** start Records shown **

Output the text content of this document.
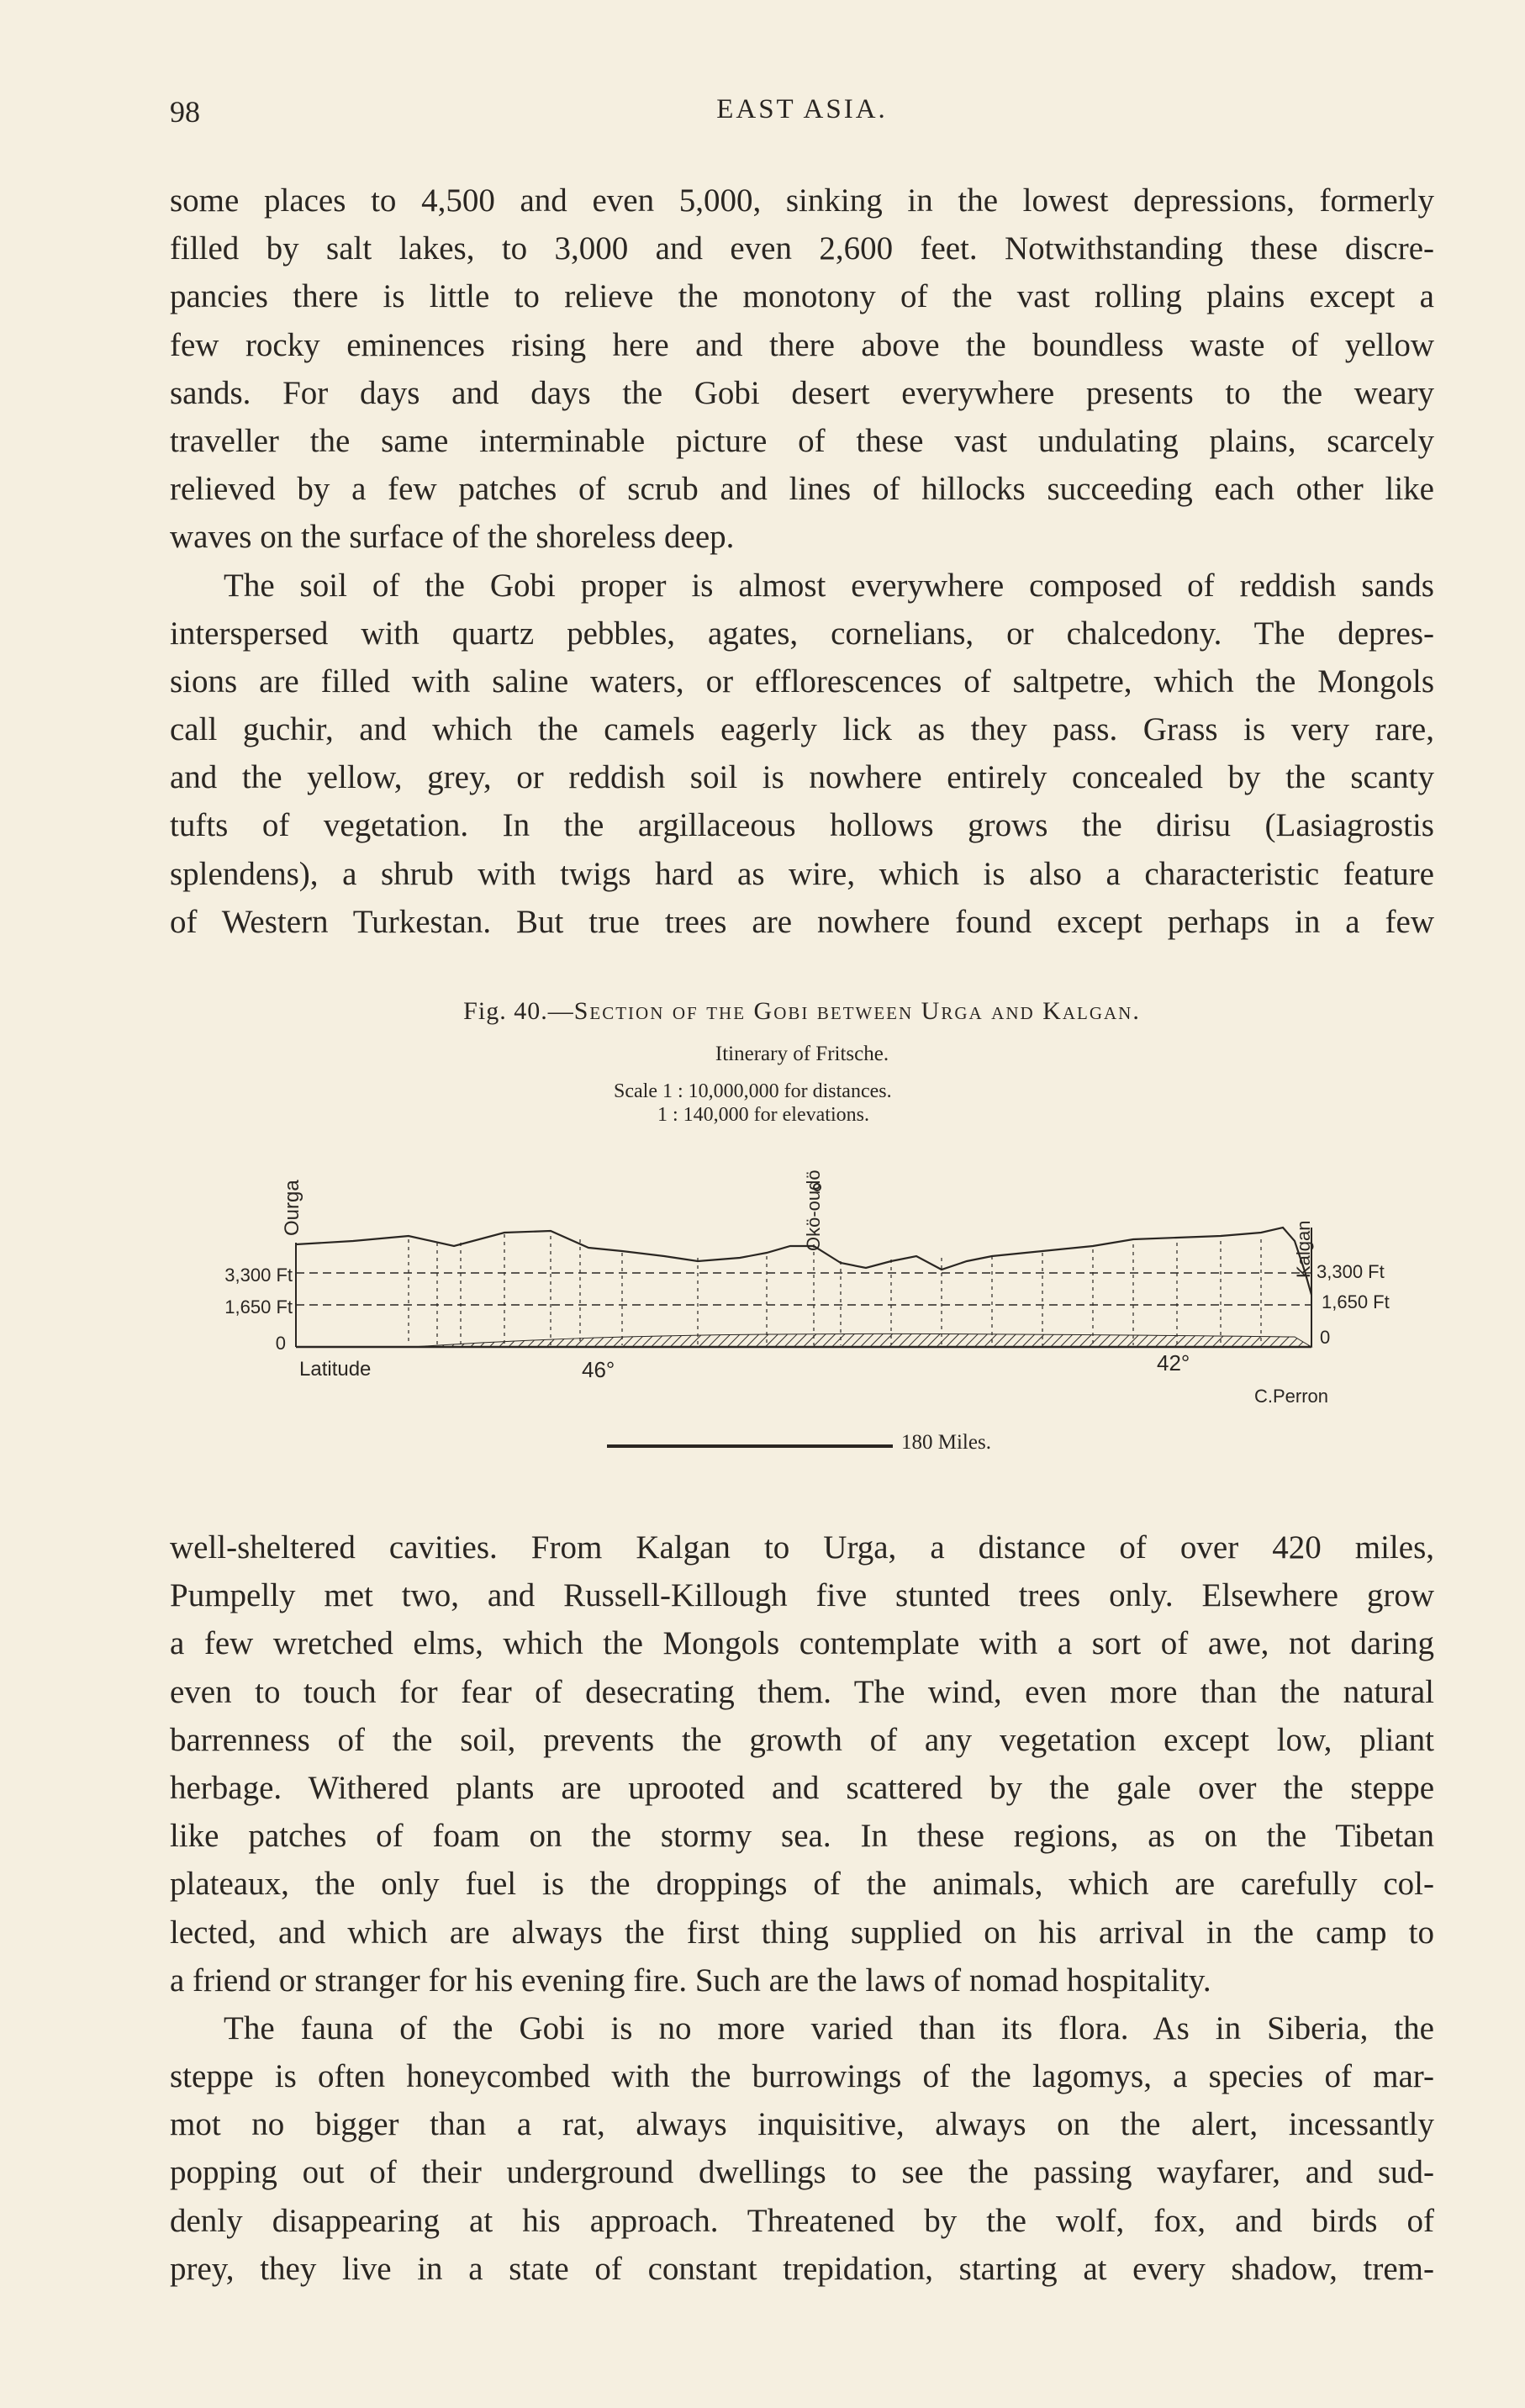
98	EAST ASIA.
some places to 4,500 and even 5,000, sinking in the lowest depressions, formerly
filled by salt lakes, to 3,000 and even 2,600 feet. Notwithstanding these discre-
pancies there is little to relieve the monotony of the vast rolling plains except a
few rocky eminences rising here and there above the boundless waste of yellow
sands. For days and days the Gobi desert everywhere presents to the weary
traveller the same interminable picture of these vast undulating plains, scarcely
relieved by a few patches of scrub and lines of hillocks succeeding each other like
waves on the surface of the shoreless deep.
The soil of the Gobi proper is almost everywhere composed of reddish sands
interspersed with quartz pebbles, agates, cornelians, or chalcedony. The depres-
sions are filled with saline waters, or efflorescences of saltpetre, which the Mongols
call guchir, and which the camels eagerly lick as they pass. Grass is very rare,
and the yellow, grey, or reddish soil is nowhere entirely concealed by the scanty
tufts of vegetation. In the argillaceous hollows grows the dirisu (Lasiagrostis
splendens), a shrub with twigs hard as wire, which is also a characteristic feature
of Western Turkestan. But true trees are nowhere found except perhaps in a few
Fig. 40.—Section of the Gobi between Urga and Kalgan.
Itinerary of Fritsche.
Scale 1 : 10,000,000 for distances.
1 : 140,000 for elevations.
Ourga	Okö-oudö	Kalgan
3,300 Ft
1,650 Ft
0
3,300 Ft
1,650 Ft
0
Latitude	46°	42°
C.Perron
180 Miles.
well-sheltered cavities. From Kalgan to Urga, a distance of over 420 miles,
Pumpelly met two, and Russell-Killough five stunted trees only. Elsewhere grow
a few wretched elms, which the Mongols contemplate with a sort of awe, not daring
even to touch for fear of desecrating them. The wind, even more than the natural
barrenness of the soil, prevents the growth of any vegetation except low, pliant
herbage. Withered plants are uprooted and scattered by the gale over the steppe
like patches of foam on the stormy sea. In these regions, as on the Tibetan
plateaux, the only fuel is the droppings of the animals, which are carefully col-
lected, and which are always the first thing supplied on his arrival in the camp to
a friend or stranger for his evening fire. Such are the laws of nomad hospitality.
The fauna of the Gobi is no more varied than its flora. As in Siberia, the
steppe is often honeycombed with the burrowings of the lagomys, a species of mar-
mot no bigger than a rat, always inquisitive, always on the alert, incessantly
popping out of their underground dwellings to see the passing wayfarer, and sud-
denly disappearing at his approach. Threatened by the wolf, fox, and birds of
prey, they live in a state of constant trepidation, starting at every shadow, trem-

** end Records shown **

Prompt.
Which lines hold the word "these"? Copy each of them from the records.

Task result.
filled by salt lakes, to 3,000 and even 2,600 feet. Notwithstanding these discre-
traveller the same interminable picture of these vast undulating plains, scarcely
like patches of foam on the stormy sea. In these regions, as on the Tibetan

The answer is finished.